• TASK SET
1) From the text on boron-containing bioglasses, list the forms in which bioglasses have been increasingly used.
2) Write the next part of the text on boron-containing bioglasses and solid state NMR, starting after its final sentence.

Correlation between Structure and Properties in Melt Cooled and Mesoporous Bioglasses containing Boron using Solid State Nuclear Magnetic Resonance
Since their discovery by Larry Hench in 1969, bioglasses have been increasingly used in osteoinductive powders, scaffolds, and even monolithic pieces.From the original composition of bioglass (45S5), first implanted in humans to replace ear bones, numerous biosilicates have been synthesized to address problems related to the natural ageing of the bones (e.g. osteoporosis). Among the promising bioglasses are included those containing boron, which has been shown to affect bioactivity in mechanisms of embryogenesis, bone growth and psychomotor skills. In order to optimize the performance of boron-containing biosilicates, it is essential to determine how the structural properties and functions are influenced. The goal of this project, it is explore the potential of solid state nuclear magnetic resonance (NMR) with 11B to analyze the structure of biosilicates.

(Structured page parsing data)
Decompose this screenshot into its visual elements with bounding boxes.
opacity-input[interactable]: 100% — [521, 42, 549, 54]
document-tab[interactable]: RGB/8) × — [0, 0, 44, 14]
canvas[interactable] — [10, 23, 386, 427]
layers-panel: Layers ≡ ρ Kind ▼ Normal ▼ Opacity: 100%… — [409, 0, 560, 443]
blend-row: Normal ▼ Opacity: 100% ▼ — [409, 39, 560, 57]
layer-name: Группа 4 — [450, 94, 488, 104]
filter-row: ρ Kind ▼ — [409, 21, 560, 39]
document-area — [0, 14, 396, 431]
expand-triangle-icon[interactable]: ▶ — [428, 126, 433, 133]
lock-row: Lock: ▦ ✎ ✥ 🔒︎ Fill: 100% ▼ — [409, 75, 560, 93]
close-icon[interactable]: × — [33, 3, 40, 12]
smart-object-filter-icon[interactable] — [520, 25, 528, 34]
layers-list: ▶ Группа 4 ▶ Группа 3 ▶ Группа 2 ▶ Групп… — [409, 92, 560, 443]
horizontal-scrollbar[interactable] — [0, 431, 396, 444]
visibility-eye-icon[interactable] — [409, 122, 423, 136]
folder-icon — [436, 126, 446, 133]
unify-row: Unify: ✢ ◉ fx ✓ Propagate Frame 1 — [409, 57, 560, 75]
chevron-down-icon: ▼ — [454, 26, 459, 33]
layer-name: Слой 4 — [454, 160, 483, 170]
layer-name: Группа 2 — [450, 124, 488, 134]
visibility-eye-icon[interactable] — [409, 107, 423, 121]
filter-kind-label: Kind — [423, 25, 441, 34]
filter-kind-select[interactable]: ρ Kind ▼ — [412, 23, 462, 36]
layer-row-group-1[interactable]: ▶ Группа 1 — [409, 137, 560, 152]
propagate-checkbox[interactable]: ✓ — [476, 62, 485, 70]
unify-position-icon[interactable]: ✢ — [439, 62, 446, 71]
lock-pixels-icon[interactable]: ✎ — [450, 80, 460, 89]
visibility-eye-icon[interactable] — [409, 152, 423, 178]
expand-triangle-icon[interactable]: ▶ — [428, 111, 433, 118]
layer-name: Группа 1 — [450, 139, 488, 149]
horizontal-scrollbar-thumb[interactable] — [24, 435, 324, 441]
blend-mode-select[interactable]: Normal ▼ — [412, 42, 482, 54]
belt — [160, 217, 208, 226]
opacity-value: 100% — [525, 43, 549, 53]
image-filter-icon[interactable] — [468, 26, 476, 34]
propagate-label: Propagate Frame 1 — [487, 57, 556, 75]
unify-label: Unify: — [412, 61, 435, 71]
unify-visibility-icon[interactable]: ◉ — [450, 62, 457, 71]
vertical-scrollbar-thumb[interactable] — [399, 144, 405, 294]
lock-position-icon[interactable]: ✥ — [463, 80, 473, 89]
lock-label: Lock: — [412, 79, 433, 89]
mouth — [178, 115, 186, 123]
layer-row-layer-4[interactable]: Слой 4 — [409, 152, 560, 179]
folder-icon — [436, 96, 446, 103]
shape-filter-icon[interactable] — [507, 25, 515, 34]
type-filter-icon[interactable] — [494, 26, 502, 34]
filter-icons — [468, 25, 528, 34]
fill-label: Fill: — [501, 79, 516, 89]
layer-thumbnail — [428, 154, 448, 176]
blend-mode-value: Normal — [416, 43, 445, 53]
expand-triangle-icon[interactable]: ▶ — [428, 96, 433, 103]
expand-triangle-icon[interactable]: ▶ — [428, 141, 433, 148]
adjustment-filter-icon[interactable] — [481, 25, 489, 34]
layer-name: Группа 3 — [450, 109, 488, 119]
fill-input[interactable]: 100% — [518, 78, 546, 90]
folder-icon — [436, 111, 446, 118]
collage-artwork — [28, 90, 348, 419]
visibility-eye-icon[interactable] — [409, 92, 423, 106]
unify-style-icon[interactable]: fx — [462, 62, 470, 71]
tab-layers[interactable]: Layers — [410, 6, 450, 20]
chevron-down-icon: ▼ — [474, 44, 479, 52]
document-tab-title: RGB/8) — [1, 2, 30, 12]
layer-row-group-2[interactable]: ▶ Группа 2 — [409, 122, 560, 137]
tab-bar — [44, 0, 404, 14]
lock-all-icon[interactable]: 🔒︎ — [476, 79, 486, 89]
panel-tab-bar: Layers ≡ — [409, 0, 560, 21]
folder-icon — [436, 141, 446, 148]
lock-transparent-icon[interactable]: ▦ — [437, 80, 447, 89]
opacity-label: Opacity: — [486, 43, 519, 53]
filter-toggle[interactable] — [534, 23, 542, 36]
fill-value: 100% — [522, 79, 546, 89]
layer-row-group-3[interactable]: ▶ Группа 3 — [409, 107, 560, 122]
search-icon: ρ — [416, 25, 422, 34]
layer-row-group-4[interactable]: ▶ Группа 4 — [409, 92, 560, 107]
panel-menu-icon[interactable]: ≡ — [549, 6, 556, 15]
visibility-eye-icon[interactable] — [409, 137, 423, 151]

• RESPONSES BY ITEM NUMBER
1) osteoinductive powders, scaffolds, monolithic pieces

2)
The delivery of phosphorus in the form of orthophosphate is crucial for vital processes such as osteogenesis and embryogenesis in implants. In addition, boron when introduced into melt-prepared borosilicate glasses tends to increase overall network connectivity, at certain composition leading to phosphate immobilization via the formation of B-O-P linkages. Current results indicate that this detrimental mechanism is absent in mesoporous bioglasses prepared by the sol-gel method. A current focus of my project is the structural characterization of such systems by multinuclear NMR methods, with the goal of using the insights for the design design of new, optimized materials.